TASK DIRECTIONS:
Filter out everything except lines holding "relative".

MATERIAL TO PROCESS:
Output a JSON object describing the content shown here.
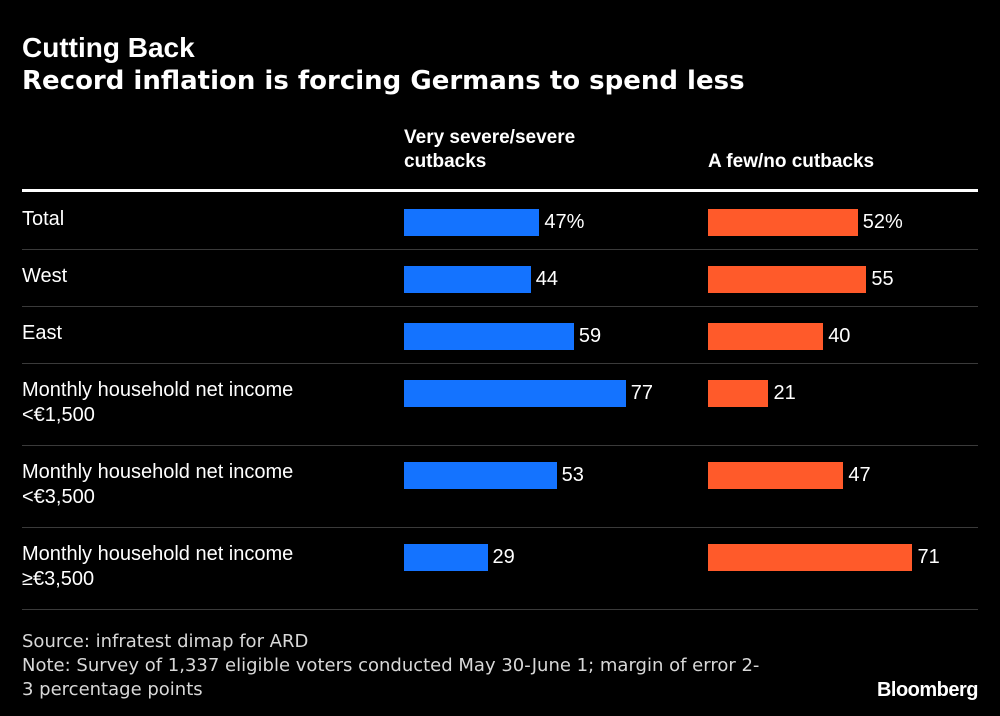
{
  "chart_data": {
    "type": "bar",
    "title": "Cutting Back",
    "subtitle": "Record inflation is forcing Germans to spend less",
    "categories": [
      [
        "Total"
      ],
      [
        "West"
      ],
      [
        "East"
      ],
      [
        "Monthly household net income",
        "<€1,500"
      ],
      [
        "Monthly household net income",
        "<€3,500"
      ],
      [
        "Monthly household net income",
        "≥€3,500"
      ]
    ],
    "series": [
      {
        "name_lines": [
          "Very severe/severe",
          "cutbacks"
        ],
        "color": "#1473ff",
        "values": [
          47,
          44,
          59,
          77,
          53,
          29
        ],
        "labels": [
          "47%",
          "44",
          "59",
          "77",
          "53",
          "29"
        ]
      },
      {
        "name_lines": [
          "A few/no cutbacks"
        ],
        "color": "#ff5a2a",
        "values": [
          52,
          55,
          40,
          21,
          47,
          71
        ],
        "labels": [
          "52%",
          "55",
          "40",
          "21",
          "47",
          "71"
        ]
      }
    ],
    "xlim": [
      0,
      100
    ]
  },
  "footer": {
    "source": "Source: infratest dimap for ARD",
    "note_lines": [
      "Note: Survey of 1,337 eligible voters conducted May 30-June 1; margin of error 2-",
      "3 percentage points"
    ]
  },
  "brand": "Bloomberg"
}
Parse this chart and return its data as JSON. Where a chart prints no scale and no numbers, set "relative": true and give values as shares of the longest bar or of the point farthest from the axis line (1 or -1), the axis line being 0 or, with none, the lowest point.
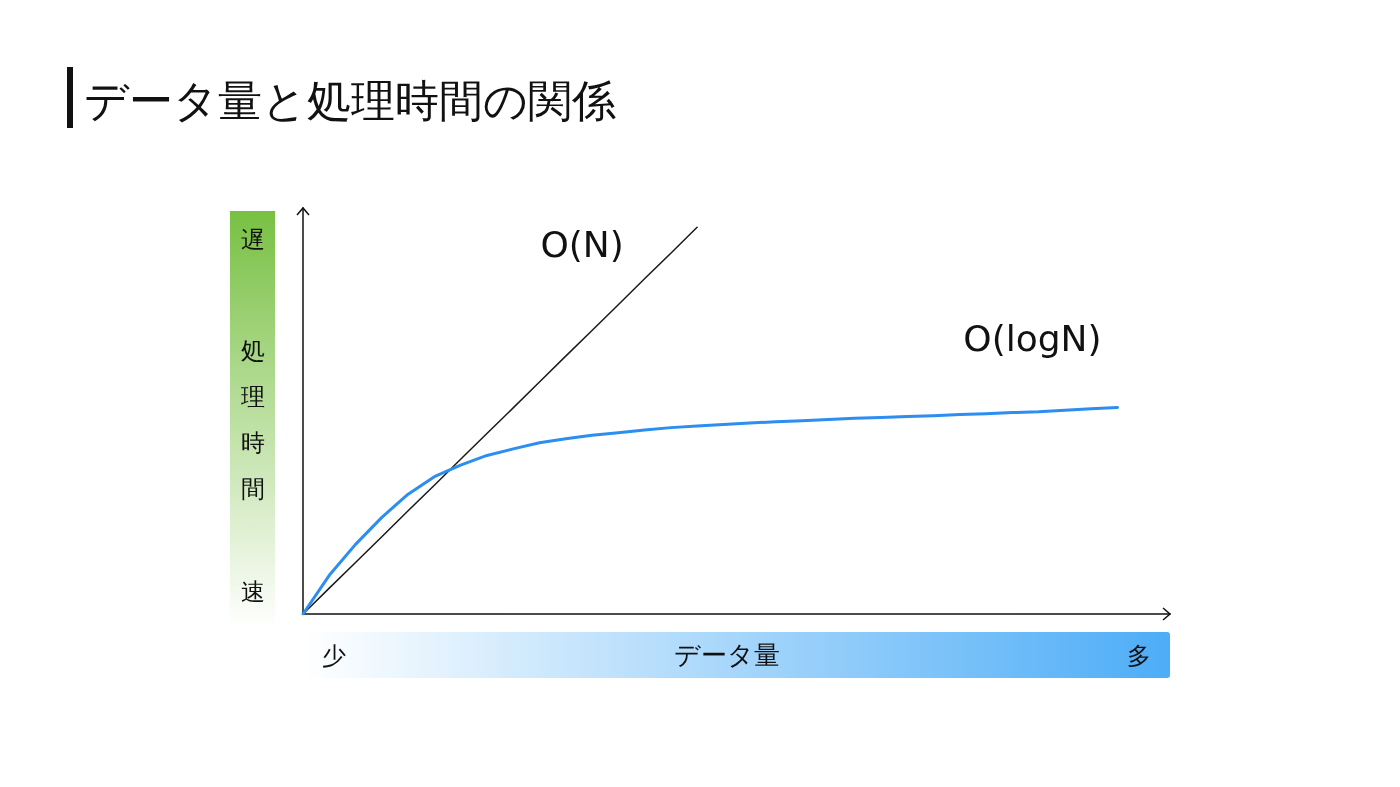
{
  "chart_data": {
    "type": "line",
    "title": "データ量と処理時間の関係",
    "xlabel": "データ量",
    "ylabel": "処理時間",
    "annotations": [
      "遅",
      "速",
      "少",
      "多"
    ],
    "relative": true,
    "marker": "none",
    "categories": [
      null,
      null,
      null,
      null,
      null,
      null,
      null,
      null,
      null,
      null,
      null,
      null,
      null,
      null,
      null,
      null,
      null,
      null,
      null,
      null,
      null,
      null,
      null,
      null,
      null,
      null,
      null,
      null,
      null,
      null,
      null,
      null,
      null,
      null
    ],
    "series": [
      {
        "name": "O(N)",
        "color": "#1a1a1a",
        "values": [
          0,
          0.067,
          0.133,
          0.2,
          0.267,
          0.333,
          0.4,
          0.467,
          0.533,
          0.6,
          0.667,
          0.733,
          0.8,
          0.867,
          0.933,
          1,
          null,
          null,
          null,
          null,
          null,
          null,
          null,
          null,
          null,
          null,
          null,
          null,
          null,
          null,
          null,
          null,
          null,
          null
        ]
      },
      {
        "name": "O(logN)",
        "color": "#2b8ef0",
        "values": [
          0,
          0.1,
          0.18,
          0.25,
          0.31,
          0.355,
          0.385,
          0.41,
          0.427,
          0.443,
          0.453,
          0.462,
          0.469,
          0.476,
          0.482,
          0.486,
          0.49,
          0.494,
          0.497,
          0.5,
          0.503,
          0.506,
          0.508,
          0.511,
          0.513,
          0.516,
          0.518,
          0.521,
          0.523,
          0.527,
          0.531,
          0.534,
          null,
          null
        ]
      }
    ]
  }
}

THE SOLUTION:
Parse this chart and return its data as JSON. Where a chart prints no scale and no numbers, set "relative": true and give values as shares of the longest bar or of the point farthest from the axis line (1 or -1), the axis line being 0 or, with none, the lowest point.
    "relative": true,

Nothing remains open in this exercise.